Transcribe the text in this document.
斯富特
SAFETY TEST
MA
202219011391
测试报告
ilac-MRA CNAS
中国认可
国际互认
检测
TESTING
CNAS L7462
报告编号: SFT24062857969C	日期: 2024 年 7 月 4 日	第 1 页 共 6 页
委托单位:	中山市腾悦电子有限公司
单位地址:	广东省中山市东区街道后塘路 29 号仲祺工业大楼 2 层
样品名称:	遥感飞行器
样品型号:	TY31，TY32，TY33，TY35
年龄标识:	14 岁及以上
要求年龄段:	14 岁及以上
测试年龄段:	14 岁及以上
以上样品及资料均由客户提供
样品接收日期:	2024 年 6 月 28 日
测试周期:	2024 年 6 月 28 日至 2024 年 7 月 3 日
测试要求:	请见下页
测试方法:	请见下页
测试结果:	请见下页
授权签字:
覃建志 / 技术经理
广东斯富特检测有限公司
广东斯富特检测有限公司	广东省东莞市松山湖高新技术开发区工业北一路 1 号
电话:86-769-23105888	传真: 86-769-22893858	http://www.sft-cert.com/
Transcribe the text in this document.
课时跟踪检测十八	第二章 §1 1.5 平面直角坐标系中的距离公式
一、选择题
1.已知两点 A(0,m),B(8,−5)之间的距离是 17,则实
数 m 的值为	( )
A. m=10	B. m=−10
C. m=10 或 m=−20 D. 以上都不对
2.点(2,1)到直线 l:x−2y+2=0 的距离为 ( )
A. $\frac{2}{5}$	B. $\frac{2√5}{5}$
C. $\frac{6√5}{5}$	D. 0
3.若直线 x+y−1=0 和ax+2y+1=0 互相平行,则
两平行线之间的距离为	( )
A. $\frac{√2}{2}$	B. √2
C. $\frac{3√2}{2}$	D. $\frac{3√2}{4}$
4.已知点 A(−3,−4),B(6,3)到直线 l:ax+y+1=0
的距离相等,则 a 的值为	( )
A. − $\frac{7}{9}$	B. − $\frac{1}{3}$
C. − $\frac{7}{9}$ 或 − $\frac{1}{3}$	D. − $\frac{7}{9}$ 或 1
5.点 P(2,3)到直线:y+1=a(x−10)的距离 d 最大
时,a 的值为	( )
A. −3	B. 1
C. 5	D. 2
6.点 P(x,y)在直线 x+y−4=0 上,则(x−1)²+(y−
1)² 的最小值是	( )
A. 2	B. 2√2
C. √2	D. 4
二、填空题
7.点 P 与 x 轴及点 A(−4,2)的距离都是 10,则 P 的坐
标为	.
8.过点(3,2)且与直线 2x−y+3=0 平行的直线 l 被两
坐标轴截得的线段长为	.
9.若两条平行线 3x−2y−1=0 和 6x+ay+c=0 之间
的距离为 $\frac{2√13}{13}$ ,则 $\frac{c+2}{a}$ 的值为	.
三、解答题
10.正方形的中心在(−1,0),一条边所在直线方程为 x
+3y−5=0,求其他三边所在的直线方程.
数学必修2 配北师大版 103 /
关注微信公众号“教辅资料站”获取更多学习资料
▬▬▬
* **What you will do**:
Exactly reproduce every line found in the records.

* **Answer to this problem**:
Transcribe the text in this document.
斯富特
SAFETY TEST
MA
202219011391
测试报告
ilac-MRA CNAS
中国认可
国际互认
检测
TESTING
CNAS L7462
报告编号: SFT24062857969C	日期: 2024 年 7 月 4 日	第 1 页 共 6 页
委托单位:	中山市腾悦电子有限公司
单位地址:	广东省中山市东区街道后塘路 29 号仲祺工业大楼 2 层
样品名称:	遥感飞行器
样品型号:	TY31，TY32，TY33，TY35
年龄标识:	14 岁及以上
要求年龄段:	14 岁及以上
测试年龄段:	14 岁及以上
以上样品及资料均由客户提供
样品接收日期:	2024 年 6 月 28 日
测试周期:	2024 年 6 月 28 日至 2024 年 7 月 3 日
测试要求:	请见下页
测试方法:	请见下页
测试结果:	请见下页
授权签字:
覃建志 / 技术经理
广东斯富特检测有限公司
广东斯富特检测有限公司	广东省东莞市松山湖高新技术开发区工业北一路 1 号
电话:86-769-23105888	传真: 86-769-22893858	http://www.sft-cert.com/
Transcribe the text in this document.
课时跟踪检测十八	第二章 §1 1.5 平面直角坐标系中的距离公式
一、选择题
1.已知两点 A(0,m),B(8,−5)之间的距离是 17,则实
数 m 的值为	( )
A. m=10	B. m=−10
C. m=10 或 m=−20 D. 以上都不对
2.点(2,1)到直线 l:x−2y+2=0 的距离为 ( )
A. $\frac{2}{5}$	B. $\frac{2√5}{5}$
C. $\frac{6√5}{5}$	D. 0
3.若直线 x+y−1=0 和ax+2y+1=0 互相平行,则
两平行线之间的距离为	( )
A. $\frac{√2}{2}$	B. √2
C. $\frac{3√2}{2}$	D. $\frac{3√2}{4}$
4.已知点 A(−3,−4),B(6,3)到直线 l:ax+y+1=0
的距离相等,则 a 的值为	( )
A. − $\frac{7}{9}$	B. − $\frac{1}{3}$
C. − $\frac{7}{9}$ 或 − $\frac{1}{3}$	D. − $\frac{7}{9}$ 或 1
5.点 P(2,3)到直线:y+1=a(x−10)的距离 d 最大
时,a 的值为	( )
A. −3	B. 1
C. 5	D. 2
6.点 P(x,y)在直线 x+y−4=0 上,则(x−1)²+(y−
1)² 的最小值是	( )
A. 2	B. 2√2
C. √2	D. 4
二、填空题
7.点 P 与 x 轴及点 A(−4,2)的距离都是 10,则 P 的坐
标为	.
8.过点(3,2)且与直线 2x−y+3=0 平行的直线 l 被两
坐标轴截得的线段长为	.
9.若两条平行线 3x−2y−1=0 和 6x+ay+c=0 之间
的距离为 $\frac{2√13}{13}$ ,则 $\frac{c+2}{a}$ 的值为	.
三、解答题
10.正方形的中心在(−1,0),一条边所在直线方程为 x
+3y−5=0,求其他三边所在的直线方程.
数学必修2 配北师大版 103 /
关注微信公众号“教辅资料站”获取更多学习资料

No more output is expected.